Entries taken from a collection
========
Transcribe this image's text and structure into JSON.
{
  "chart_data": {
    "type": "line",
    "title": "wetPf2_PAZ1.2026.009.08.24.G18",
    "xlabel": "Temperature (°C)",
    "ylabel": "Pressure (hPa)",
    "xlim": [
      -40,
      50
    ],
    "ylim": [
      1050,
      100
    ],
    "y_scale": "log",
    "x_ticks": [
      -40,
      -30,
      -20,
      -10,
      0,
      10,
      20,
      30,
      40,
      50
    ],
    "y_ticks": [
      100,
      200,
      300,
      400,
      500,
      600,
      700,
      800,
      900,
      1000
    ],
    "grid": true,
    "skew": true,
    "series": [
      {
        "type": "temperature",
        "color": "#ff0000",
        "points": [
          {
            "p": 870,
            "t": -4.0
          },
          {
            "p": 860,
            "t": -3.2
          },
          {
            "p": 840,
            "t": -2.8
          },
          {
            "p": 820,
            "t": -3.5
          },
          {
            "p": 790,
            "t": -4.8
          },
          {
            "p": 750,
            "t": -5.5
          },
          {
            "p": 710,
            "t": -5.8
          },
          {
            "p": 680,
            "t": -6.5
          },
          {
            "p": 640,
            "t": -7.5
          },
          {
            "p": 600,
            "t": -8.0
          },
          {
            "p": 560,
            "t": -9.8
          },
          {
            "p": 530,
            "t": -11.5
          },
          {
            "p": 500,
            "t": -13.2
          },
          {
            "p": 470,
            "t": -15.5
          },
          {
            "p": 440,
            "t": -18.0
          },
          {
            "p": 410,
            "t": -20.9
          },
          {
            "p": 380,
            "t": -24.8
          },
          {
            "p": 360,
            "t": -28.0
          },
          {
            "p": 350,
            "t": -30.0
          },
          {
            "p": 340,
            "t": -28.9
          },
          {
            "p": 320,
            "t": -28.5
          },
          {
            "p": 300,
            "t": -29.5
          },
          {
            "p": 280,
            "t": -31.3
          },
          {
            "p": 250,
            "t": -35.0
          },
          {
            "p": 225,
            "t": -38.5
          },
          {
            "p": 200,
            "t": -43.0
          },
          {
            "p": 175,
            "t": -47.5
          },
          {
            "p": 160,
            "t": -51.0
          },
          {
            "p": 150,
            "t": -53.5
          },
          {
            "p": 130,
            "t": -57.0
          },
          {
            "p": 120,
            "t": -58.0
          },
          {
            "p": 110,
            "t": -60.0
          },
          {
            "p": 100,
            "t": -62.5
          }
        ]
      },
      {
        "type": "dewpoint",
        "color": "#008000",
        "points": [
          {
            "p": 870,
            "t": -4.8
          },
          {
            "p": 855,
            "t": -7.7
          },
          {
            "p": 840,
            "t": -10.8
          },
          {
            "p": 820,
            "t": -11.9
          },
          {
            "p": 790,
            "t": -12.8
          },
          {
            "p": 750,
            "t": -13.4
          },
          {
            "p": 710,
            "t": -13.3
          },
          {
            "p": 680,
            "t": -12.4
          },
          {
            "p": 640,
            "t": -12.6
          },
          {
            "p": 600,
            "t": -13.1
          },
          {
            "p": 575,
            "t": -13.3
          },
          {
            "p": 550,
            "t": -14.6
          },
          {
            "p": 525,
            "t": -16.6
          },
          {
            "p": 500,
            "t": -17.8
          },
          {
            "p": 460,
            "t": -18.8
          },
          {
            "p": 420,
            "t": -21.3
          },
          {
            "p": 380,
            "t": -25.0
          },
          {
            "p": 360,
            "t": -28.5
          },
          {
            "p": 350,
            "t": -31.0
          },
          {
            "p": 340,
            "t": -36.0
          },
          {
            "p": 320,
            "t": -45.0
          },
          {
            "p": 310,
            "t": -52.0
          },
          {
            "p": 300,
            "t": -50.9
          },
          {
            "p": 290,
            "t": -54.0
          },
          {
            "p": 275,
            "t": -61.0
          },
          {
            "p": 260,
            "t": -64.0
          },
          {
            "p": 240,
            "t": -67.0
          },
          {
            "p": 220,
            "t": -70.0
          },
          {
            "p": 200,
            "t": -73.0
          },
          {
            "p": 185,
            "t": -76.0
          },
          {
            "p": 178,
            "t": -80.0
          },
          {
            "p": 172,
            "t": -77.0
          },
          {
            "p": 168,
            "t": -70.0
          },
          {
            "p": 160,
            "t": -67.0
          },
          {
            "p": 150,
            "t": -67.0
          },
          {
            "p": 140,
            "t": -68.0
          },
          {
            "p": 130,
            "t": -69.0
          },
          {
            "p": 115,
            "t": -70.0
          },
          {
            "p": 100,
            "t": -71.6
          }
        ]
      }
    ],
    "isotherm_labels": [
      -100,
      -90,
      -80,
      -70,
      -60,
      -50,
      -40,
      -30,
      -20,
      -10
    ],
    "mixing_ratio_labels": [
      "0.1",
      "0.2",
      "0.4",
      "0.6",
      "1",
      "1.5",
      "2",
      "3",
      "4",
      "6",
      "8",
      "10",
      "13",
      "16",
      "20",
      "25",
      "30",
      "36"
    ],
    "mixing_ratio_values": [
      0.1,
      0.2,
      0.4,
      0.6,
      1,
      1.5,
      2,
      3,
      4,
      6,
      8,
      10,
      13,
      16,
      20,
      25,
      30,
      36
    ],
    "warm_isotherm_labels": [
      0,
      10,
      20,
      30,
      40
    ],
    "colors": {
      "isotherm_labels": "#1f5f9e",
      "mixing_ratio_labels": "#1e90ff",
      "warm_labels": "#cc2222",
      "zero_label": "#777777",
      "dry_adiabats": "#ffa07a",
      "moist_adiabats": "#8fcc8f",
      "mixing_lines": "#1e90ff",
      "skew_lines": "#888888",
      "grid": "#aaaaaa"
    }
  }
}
========
**Stated problem**
Extract all of the data shown above without alteration.

**Final result**
Transcribe this image's text and structure into JSON.
{
  "chart_data": {
    "type": "line",
    "title": "wetPf2_PAZ1.2026.009.08.24.G18",
    "xlabel": "Temperature (°C)",
    "ylabel": "Pressure (hPa)",
    "xlim": [
      -40,
      50
    ],
    "ylim": [
      1050,
      100
    ],
    "y_scale": "log",
    "x_ticks": [
      -40,
      -30,
      -20,
      -10,
      0,
      10,
      20,
      30,
      40,
      50
    ],
    "y_ticks": [
      100,
      200,
      300,
      400,
      500,
      600,
      700,
      800,
      900,
      1000
    ],
    "grid": true,
    "skew": true,
    "series": [
      {
        "type": "temperature",
        "color": "#ff0000",
        "points": [
          {
            "p": 870,
            "t": -4.0
          },
          {
            "p": 860,
            "t": -3.2
          },
          {
            "p": 840,
            "t": -2.8
          },
          {
            "p": 820,
            "t": -3.5
          },
          {
            "p": 790,
            "t": -4.8
          },
          {
            "p": 750,
            "t": -5.5
          },
          {
            "p": 710,
            "t": -5.8
          },
          {
            "p": 680,
            "t": -6.5
          },
          {
            "p": 640,
            "t": -7.5
          },
          {
            "p": 600,
            "t": -8.0
          },
          {
            "p": 560,
            "t": -9.8
          },
          {
            "p": 530,
            "t": -11.5
          },
          {
            "p": 500,
            "t": -13.2
          },
          {
            "p": 470,
            "t": -15.5
          },
          {
            "p": 440,
            "t": -18.0
          },
          {
            "p": 410,
            "t": -20.9
          },
          {
            "p": 380,
            "t": -24.8
          },
          {
            "p": 360,
            "t": -28.0
          },
          {
            "p": 350,
            "t": -30.0
          },
          {
            "p": 340,
            "t": -28.9
          },
          {
            "p": 320,
            "t": -28.5
          },
          {
            "p": 300,
            "t": -29.5
          },
          {
            "p": 280,
            "t": -31.3
          },
          {
            "p": 250,
            "t": -35.0
          },
          {
            "p": 225,
            "t": -38.5
          },
          {
            "p": 200,
            "t": -43.0
          },
          {
            "p": 175,
            "t": -47.5
          },
          {
            "p": 160,
            "t": -51.0
          },
          {
            "p": 150,
            "t": -53.5
          },
          {
            "p": 130,
            "t": -57.0
          },
          {
            "p": 120,
            "t": -58.0
          },
          {
            "p": 110,
            "t": -60.0
          },
          {
            "p": 100,
            "t": -62.5
          }
        ]
      },
      {
        "type": "dewpoint",
        "color": "#008000",
        "points": [
          {
            "p": 870,
            "t": -4.8
          },
          {
            "p": 855,
            "t": -7.7
          },
          {
            "p": 840,
            "t": -10.8
          },
          {
            "p": 820,
            "t": -11.9
          },
          {
            "p": 790,
            "t": -12.8
          },
          {
            "p": 750,
            "t": -13.4
          },
          {
            "p": 710,
            "t": -13.3
          },
          {
            "p": 680,
            "t": -12.4
          },
          {
            "p": 640,
            "t": -12.6
          },
          {
            "p": 600,
            "t": -13.1
          },
          {
            "p": 575,
            "t": -13.3
          },
          {
            "p": 550,
            "t": -14.6
          },
          {
            "p": 525,
            "t": -16.6
          },
          {
            "p": 500,
            "t": -17.8
          },
          {
            "p": 460,
            "t": -18.8
          },
          {
            "p": 420,
            "t": -21.3
          },
          {
            "p": 380,
            "t": -25.0
          },
          {
            "p": 360,
            "t": -28.5
          },
          {
            "p": 350,
            "t": -31.0
          },
          {
            "p": 340,
            "t": -36.0
          },
          {
            "p": 320,
            "t": -45.0
          },
          {
            "p": 310,
            "t": -52.0
          },
          {
            "p": 300,
            "t": -50.9
          },
          {
            "p": 290,
            "t": -54.0
          },
          {
            "p": 275,
            "t": -61.0
          },
          {
            "p": 260,
            "t": -64.0
          },
          {
            "p": 240,
            "t": -67.0
          },
          {
            "p": 220,
            "t": -70.0
          },
          {
            "p": 200,
            "t": -73.0
          },
          {
            "p": 185,
            "t": -76.0
          },
          {
            "p": 178,
            "t": -80.0
          },
          {
            "p": 172,
            "t": -77.0
          },
          {
            "p": 168,
            "t": -70.0
          },
          {
            "p": 160,
            "t": -67.0
          },
          {
            "p": 150,
            "t": -67.0
          },
          {
            "p": 140,
            "t": -68.0
          },
          {
            "p": 130,
            "t": -69.0
          },
          {
            "p": 115,
            "t": -70.0
          },
          {
            "p": 100,
            "t": -71.6
          }
        ]
      }
    ],
    "isotherm_labels": [
      -100,
      -90,
      -80,
      -70,
      -60,
      -50,
      -40,
      -30,
      -20,
      -10
    ],
    "mixing_ratio_labels": [
      "0.1",
      "0.2",
      "0.4",
      "0.6",
      "1",
      "1.5",
      "2",
      "3",
      "4",
      "6",
      "8",
      "10",
      "13",
      "16",
      "20",
      "25",
      "30",
      "36"
    ],
    "mixing_ratio_values": [
      0.1,
      0.2,
      0.4,
      0.6,
      1,
      1.5,
      2,
      3,
      4,
      6,
      8,
      10,
      13,
      16,
      20,
      25,
      30,
      36
    ],
    "warm_isotherm_labels": [
      0,
      10,
      20,
      30,
      40
    ],
    "colors": {
      "isotherm_labels": "#1f5f9e",
      "mixing_ratio_labels": "#1e90ff",
      "warm_labels": "#cc2222",
      "zero_label": "#777777",
      "dry_adiabats": "#ffa07a",
      "moist_adiabats": "#8fcc8f",
      "mixing_lines": "#1e90ff",
      "skew_lines": "#888888",
      "grid": "#aaaaaa"
    }
  }
}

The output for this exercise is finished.